Exercise directions: Write out all of the data without omission, exactly as shown.
= = = = =
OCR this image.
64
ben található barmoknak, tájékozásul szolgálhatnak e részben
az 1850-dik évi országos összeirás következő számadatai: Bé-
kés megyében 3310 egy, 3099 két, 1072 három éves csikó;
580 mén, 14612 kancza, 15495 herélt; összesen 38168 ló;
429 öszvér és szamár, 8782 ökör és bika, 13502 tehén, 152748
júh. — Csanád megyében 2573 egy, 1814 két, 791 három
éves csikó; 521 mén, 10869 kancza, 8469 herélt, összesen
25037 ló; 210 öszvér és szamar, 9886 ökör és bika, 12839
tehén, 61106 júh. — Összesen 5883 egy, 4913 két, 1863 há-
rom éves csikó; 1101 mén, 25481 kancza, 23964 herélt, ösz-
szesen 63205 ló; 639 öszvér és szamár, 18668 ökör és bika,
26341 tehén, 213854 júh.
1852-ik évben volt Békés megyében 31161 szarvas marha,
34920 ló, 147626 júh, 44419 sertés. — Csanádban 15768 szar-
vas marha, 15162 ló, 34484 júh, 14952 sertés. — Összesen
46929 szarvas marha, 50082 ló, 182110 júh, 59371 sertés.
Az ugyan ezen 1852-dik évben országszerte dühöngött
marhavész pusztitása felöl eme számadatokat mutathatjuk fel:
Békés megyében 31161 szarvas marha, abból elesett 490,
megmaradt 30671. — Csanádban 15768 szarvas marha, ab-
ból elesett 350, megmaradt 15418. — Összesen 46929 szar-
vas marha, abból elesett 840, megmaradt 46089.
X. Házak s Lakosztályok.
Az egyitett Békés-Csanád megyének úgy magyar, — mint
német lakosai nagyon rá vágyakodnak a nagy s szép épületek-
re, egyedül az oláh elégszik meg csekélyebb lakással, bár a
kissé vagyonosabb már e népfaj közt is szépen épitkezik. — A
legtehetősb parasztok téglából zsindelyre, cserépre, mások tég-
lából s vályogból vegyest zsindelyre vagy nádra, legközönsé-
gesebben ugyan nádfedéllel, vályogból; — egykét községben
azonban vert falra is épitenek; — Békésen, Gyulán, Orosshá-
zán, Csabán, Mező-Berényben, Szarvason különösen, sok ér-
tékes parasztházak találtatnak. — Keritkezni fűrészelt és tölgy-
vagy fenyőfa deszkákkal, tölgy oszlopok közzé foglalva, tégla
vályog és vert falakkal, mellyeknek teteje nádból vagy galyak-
= = = = =
Reply:
OCR this image.
64
ben található barmoknak, tájékozásul szolgálhatnak e részben
az 1850-dik évi országos összeirás következő számadatai: Bé-
kés megyében 3310 egy, 3099 két, 1072 három éves csikó;
580 mén, 14612 kancza, 15495 herélt; összesen 38168 ló;
429 öszvér és szamár, 8782 ökör és bika, 13502 tehén, 152748
júh. — Csanád megyében 2573 egy, 1814 két, 791 három
éves csikó; 521 mén, 10869 kancza, 8469 herélt, összesen
25037 ló; 210 öszvér és szamar, 9886 ökör és bika, 12839
tehén, 61106 júh. — Összesen 5883 egy, 4913 két, 1863 há-
rom éves csikó; 1101 mén, 25481 kancza, 23964 herélt, ösz-
szesen 63205 ló; 639 öszvér és szamár, 18668 ökör és bika,
26341 tehén, 213854 júh.
1852-ik évben volt Békés megyében 31161 szarvas marha,
34920 ló, 147626 júh, 44419 sertés. — Csanádban 15768 szar-
vas marha, 15162 ló, 34484 júh, 14952 sertés. — Összesen
46929 szarvas marha, 50082 ló, 182110 júh, 59371 sertés.
Az ugyan ezen 1852-dik évben országszerte dühöngött
marhavész pusztitása felöl eme számadatokat mutathatjuk fel:
Békés megyében 31161 szarvas marha, abból elesett 490,
megmaradt 30671. — Csanádban 15768 szarvas marha, ab-
ból elesett 350, megmaradt 15418. — Összesen 46929 szar-
vas marha, abból elesett 840, megmaradt 46089.
X. Házak s Lakosztályok.
Az egyitett Békés-Csanád megyének úgy magyar, — mint
német lakosai nagyon rá vágyakodnak a nagy s szép épületek-
re, egyedül az oláh elégszik meg csekélyebb lakással, bár a
kissé vagyonosabb már e népfaj közt is szépen épitkezik. — A
legtehetősb parasztok téglából zsindelyre, cserépre, mások tég-
lából s vályogból vegyest zsindelyre vagy nádra, legközönsé-
gesebben ugyan nádfedéllel, vályogból; — egykét községben
azonban vert falra is épitenek; — Békésen, Gyulán, Orosshá-
zán, Csabán, Mező-Berényben, Szarvason különösen, sok ér-
tékes parasztházak találtatnak. — Keritkezni fűrészelt és tölgy-
vagy fenyőfa deszkákkal, tölgy oszlopok közzé foglalva, tégla
vályog és vert falakkal, mellyeknek teteje nádból vagy galyak-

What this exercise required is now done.